=== Exercise ===
Repeat the data below exactly, dropping any pictures it holds.

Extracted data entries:

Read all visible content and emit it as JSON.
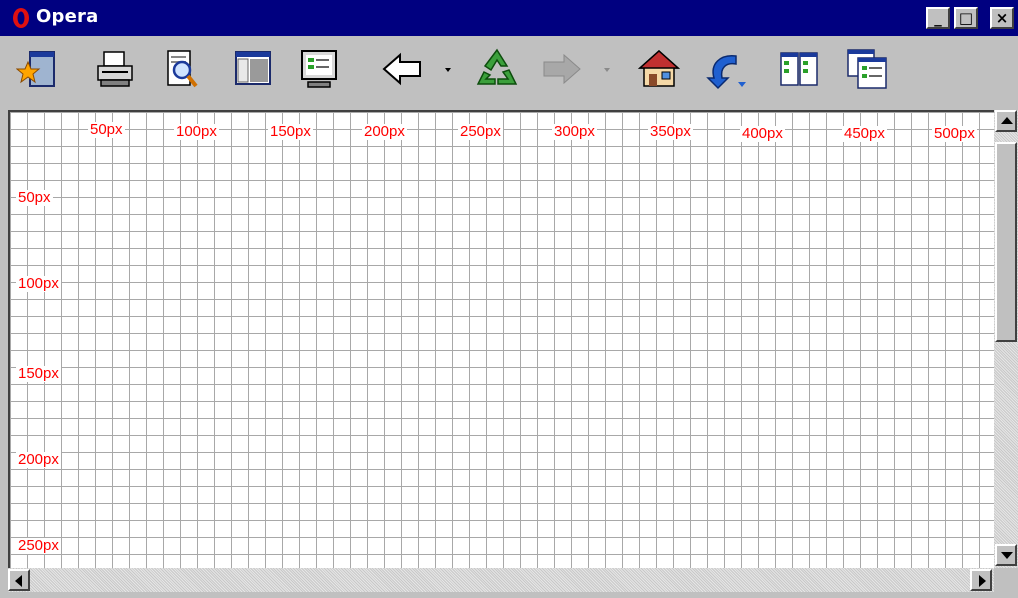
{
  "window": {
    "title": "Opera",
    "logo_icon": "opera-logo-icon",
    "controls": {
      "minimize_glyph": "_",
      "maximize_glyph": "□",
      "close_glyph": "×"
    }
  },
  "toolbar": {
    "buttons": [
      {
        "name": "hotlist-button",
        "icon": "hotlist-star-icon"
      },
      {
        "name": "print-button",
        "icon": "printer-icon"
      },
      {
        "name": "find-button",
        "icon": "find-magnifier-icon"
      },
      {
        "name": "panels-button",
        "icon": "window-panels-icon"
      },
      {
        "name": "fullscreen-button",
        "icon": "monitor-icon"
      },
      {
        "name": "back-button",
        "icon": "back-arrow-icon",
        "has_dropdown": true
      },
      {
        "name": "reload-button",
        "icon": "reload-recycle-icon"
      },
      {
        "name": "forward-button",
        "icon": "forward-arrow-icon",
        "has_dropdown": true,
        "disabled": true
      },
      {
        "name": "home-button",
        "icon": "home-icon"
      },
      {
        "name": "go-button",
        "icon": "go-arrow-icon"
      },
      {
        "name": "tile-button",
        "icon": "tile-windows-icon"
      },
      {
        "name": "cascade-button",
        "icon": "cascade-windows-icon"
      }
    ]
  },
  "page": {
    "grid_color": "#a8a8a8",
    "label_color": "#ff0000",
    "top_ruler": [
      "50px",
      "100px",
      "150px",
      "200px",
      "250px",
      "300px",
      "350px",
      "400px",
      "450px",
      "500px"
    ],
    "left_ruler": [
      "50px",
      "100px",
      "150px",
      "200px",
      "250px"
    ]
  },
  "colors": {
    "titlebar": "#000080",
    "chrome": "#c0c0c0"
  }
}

=== Result below ===
Read all visible content and emit it as JSON.
{
  "window": {
    "title": "Opera",
    "logo_icon": "opera-logo-icon",
    "controls": {
      "minimize_glyph": "_",
      "maximize_glyph": "□",
      "close_glyph": "×"
    }
  },
  "toolbar": {
    "buttons": [
      {
        "name": "hotlist-button",
        "icon": "hotlist-star-icon"
      },
      {
        "name": "print-button",
        "icon": "printer-icon"
      },
      {
        "name": "find-button",
        "icon": "find-magnifier-icon"
      },
      {
        "name": "panels-button",
        "icon": "window-panels-icon"
      },
      {
        "name": "fullscreen-button",
        "icon": "monitor-icon"
      },
      {
        "name": "back-button",
        "icon": "back-arrow-icon",
        "has_dropdown": true
      },
      {
        "name": "reload-button",
        "icon": "reload-recycle-icon"
      },
      {
        "name": "forward-button",
        "icon": "forward-arrow-icon",
        "has_dropdown": true,
        "disabled": true
      },
      {
        "name": "home-button",
        "icon": "home-icon"
      },
      {
        "name": "go-button",
        "icon": "go-arrow-icon"
      },
      {
        "name": "tile-button",
        "icon": "tile-windows-icon"
      },
      {
        "name": "cascade-button",
        "icon": "cascade-windows-icon"
      }
    ]
  },
  "page": {
    "grid_color": "#a8a8a8",
    "label_color": "#ff0000",
    "top_ruler": [
      "50px",
      "100px",
      "150px",
      "200px",
      "250px",
      "300px",
      "350px",
      "400px",
      "450px",
      "500px"
    ],
    "left_ruler": [
      "50px",
      "100px",
      "150px",
      "200px",
      "250px"
    ]
  },
  "colors": {
    "titlebar": "#000080",
    "chrome": "#c0c0c0"
  }
}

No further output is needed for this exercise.